**Problem description**:
Copy every line of the records below where the word "this" occurs.

**The input**:
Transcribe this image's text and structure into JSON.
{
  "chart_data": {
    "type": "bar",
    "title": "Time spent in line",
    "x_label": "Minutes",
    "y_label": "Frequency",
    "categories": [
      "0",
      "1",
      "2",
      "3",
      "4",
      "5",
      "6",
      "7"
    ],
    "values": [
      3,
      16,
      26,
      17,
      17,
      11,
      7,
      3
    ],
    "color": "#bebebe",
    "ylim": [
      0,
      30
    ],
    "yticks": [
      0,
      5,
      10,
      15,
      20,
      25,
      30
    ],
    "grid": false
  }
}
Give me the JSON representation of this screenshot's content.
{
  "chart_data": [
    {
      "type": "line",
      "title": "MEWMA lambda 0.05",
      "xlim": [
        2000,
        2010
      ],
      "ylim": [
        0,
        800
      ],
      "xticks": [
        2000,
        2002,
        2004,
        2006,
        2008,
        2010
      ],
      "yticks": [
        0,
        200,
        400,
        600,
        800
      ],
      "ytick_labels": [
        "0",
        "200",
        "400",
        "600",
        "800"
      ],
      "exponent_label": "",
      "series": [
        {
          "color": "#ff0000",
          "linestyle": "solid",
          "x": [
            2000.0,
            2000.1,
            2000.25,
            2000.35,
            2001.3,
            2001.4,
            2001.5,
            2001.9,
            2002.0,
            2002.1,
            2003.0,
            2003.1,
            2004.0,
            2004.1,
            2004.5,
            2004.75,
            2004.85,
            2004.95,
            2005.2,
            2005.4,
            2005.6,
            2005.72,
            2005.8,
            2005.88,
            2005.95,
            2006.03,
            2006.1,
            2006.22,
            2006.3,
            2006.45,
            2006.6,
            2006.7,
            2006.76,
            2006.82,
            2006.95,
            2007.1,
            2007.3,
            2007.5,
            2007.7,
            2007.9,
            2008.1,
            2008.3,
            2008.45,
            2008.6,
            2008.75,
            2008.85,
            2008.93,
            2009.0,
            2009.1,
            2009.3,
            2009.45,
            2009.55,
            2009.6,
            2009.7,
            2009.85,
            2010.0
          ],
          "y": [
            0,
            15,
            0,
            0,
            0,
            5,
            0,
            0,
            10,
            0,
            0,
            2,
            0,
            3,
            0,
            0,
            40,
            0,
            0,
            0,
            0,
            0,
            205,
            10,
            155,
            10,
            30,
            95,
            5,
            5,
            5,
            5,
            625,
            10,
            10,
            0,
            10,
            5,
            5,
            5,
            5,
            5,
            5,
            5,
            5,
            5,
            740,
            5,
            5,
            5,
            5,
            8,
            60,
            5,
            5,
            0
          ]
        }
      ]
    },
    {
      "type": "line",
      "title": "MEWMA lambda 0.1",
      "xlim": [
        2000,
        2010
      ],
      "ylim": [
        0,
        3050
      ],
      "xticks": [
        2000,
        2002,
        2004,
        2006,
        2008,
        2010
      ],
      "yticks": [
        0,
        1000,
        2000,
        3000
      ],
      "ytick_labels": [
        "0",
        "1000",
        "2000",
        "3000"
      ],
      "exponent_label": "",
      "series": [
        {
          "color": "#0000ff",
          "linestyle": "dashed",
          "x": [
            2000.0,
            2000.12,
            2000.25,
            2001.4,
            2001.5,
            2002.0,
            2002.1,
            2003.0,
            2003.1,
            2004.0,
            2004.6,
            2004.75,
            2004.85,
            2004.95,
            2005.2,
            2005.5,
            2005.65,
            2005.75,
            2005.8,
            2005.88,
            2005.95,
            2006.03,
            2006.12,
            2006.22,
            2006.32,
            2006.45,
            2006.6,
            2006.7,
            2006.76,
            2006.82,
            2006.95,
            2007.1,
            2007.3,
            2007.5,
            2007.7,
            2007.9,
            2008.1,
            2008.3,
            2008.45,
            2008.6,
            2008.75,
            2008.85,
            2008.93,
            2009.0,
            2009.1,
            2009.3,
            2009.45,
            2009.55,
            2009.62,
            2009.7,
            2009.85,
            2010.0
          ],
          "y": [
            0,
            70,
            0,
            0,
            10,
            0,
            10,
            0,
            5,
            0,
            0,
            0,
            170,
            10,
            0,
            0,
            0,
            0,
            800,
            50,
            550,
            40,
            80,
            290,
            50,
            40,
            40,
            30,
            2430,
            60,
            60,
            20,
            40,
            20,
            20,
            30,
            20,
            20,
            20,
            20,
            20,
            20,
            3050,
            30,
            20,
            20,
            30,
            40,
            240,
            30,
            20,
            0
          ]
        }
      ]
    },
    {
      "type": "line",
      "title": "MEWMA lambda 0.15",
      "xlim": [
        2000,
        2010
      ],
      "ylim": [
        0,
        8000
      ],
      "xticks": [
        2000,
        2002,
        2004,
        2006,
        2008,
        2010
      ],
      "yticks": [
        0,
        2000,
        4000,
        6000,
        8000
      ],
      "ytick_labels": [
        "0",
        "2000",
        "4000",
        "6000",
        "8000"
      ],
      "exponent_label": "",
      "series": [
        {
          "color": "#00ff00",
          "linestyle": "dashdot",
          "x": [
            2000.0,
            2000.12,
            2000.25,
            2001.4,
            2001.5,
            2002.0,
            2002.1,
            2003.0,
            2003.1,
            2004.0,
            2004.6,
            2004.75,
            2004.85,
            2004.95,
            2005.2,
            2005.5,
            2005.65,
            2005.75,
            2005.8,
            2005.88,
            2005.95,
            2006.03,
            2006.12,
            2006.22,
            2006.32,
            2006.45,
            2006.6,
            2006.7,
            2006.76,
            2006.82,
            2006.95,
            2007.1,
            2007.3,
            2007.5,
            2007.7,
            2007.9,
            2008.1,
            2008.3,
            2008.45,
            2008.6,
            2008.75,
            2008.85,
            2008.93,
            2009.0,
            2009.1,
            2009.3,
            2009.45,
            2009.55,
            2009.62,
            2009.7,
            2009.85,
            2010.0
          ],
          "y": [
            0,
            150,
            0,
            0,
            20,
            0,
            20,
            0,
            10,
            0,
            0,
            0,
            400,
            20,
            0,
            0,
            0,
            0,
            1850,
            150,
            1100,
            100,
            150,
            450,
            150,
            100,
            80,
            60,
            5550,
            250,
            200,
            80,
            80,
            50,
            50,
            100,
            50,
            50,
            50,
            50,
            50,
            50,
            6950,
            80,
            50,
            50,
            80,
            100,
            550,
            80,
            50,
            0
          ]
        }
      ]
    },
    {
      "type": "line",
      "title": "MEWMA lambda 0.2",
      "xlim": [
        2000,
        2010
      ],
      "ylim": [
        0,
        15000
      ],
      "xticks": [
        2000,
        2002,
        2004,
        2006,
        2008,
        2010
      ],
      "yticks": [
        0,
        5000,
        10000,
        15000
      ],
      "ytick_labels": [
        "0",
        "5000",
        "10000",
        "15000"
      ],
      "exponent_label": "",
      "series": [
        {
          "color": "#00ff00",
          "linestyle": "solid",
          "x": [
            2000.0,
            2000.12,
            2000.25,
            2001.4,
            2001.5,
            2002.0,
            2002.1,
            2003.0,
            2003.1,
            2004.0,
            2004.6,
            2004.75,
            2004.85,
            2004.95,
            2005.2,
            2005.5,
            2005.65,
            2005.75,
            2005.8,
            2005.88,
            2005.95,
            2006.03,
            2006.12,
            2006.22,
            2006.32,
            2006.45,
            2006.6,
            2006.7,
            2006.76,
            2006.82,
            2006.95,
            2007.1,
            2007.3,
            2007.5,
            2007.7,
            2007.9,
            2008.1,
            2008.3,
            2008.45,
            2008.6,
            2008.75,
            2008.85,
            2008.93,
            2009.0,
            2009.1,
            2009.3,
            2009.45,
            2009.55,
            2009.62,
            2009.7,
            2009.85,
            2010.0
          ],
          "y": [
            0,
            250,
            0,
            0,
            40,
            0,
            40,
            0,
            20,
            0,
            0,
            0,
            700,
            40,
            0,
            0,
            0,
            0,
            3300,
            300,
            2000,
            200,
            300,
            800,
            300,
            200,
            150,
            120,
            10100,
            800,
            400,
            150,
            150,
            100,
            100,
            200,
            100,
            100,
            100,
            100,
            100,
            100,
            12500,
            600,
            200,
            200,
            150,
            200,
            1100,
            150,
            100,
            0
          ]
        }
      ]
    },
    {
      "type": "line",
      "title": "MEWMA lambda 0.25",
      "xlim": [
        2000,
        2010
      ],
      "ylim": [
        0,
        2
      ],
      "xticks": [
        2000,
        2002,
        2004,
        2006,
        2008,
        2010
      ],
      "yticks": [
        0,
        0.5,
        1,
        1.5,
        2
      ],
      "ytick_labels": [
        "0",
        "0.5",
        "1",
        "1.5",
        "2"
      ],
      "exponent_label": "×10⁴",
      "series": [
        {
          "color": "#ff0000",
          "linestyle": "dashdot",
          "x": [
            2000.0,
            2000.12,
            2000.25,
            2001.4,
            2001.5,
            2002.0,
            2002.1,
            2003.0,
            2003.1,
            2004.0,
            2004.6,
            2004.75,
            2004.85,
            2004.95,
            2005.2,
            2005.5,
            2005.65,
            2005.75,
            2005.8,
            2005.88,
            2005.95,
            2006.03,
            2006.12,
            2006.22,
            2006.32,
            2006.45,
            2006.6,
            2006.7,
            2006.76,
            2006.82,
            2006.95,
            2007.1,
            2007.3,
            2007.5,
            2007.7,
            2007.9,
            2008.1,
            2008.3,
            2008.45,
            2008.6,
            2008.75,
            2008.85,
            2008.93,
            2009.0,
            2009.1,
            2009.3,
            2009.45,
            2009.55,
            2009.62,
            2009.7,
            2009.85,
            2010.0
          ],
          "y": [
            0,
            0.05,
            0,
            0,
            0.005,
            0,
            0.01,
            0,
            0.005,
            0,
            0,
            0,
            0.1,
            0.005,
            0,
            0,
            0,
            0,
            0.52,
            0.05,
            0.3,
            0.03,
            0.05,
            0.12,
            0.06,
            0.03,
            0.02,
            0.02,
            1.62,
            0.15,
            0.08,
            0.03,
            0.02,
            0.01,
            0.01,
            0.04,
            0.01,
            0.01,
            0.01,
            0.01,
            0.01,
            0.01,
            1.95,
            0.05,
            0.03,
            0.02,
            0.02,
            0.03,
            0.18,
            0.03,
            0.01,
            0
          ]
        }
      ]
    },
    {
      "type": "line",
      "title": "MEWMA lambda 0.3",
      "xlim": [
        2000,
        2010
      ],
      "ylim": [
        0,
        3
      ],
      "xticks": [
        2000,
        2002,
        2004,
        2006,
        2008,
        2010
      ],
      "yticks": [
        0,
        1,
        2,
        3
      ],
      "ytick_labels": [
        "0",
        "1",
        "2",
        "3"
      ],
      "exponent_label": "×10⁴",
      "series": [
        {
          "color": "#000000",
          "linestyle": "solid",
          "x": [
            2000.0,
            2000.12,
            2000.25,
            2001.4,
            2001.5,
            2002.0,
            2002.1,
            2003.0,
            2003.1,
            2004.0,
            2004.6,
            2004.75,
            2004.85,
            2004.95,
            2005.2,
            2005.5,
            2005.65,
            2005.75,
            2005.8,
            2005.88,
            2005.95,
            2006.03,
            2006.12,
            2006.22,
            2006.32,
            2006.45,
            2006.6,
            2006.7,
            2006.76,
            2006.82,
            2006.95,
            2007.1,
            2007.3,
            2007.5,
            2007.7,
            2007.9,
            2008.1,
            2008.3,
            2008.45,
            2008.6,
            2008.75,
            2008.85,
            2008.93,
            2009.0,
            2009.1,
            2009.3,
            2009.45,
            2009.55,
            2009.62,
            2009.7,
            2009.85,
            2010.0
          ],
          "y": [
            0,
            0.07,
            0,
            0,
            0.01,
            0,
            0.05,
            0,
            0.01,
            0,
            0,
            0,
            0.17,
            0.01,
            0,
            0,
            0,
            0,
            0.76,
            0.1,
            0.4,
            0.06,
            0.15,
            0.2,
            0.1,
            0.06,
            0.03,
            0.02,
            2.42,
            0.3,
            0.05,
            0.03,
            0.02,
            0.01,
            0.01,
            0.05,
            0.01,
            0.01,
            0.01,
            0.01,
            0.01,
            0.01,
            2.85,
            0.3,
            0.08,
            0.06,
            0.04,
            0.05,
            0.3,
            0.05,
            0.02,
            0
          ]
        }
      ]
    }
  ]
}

**Result of the task**:
Transcribe this image's text and structure into JSON.
Give me the JSON representation of this screenshot's content.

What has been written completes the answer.